Stored data:
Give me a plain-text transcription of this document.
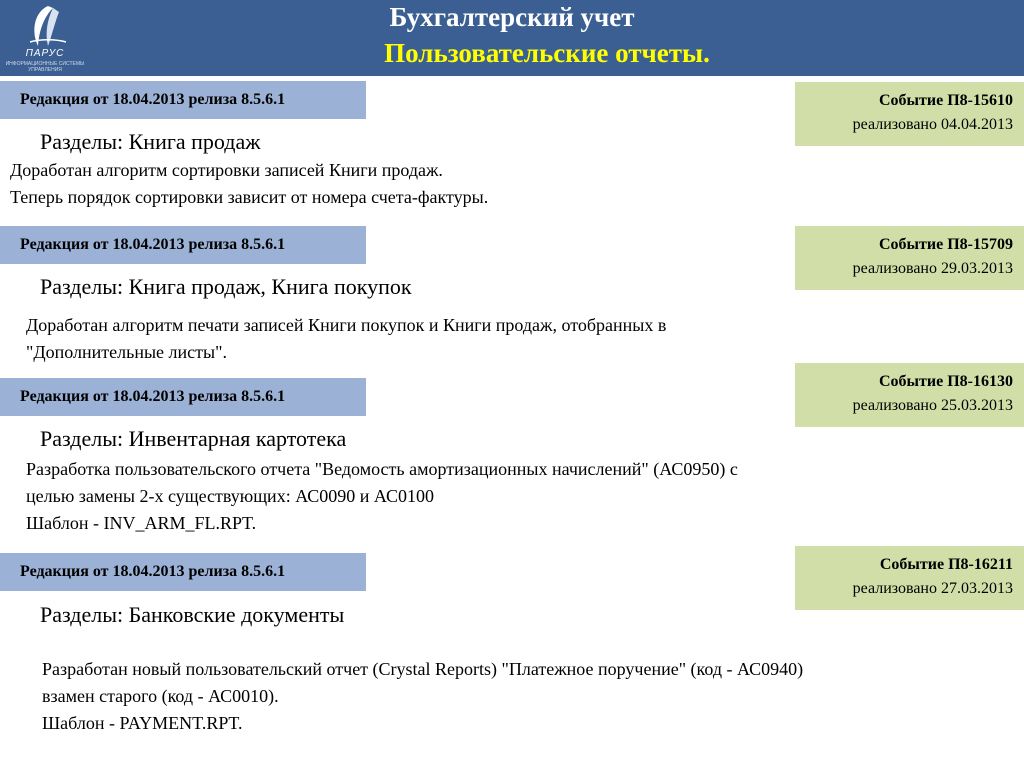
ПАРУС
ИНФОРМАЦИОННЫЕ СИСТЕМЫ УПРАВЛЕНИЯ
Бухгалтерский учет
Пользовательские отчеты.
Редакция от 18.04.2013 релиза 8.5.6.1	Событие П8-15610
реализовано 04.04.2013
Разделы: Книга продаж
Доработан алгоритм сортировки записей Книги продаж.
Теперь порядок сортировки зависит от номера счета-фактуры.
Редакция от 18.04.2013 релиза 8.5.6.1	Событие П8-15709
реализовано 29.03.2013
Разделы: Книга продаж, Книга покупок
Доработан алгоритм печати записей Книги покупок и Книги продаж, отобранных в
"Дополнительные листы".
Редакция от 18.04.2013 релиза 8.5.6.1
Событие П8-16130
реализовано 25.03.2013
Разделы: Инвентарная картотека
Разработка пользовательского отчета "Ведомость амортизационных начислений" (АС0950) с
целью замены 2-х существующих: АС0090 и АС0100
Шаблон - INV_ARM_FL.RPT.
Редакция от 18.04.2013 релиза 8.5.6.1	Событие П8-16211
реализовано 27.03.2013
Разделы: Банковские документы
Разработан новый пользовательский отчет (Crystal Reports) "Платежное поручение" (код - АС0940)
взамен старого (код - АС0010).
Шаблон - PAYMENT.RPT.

● Your goal
Transcribe each entry precisely as given, leaving the pictures out.

● Finished task
Give me a plain-text transcription of this document.
ПАРУС
ИНФОРМАЦИОННЫЕ СИСТЕМЫ УПРАВЛЕНИЯ
Бухгалтерский учет
Пользовательские отчеты.
Редакция от 18.04.2013 релиза 8.5.6.1	Событие П8-15610
реализовано 04.04.2013
Разделы: Книга продаж
Доработан алгоритм сортировки записей Книги продаж.
Теперь порядок сортировки зависит от номера счета-фактуры.
Редакция от 18.04.2013 релиза 8.5.6.1	Событие П8-15709
реализовано 29.03.2013
Разделы: Книга продаж, Книга покупок
Доработан алгоритм печати записей Книги покупок и Книги продаж, отобранных в
"Дополнительные листы".
Редакция от 18.04.2013 релиза 8.5.6.1
Событие П8-16130
реализовано 25.03.2013
Разделы: Инвентарная картотека
Разработка пользовательского отчета "Ведомость амортизационных начислений" (АС0950) с
целью замены 2-х существующих: АС0090 и АС0100
Шаблон - INV_ARM_FL.RPT.
Редакция от 18.04.2013 релиза 8.5.6.1	Событие П8-16211
реализовано 27.03.2013
Разделы: Банковские документы
Разработан новый пользовательский отчет (Crystal Reports) "Платежное поручение" (код - АС0940)
взамен старого (код - АС0010).
Шаблон - PAYMENT.RPT.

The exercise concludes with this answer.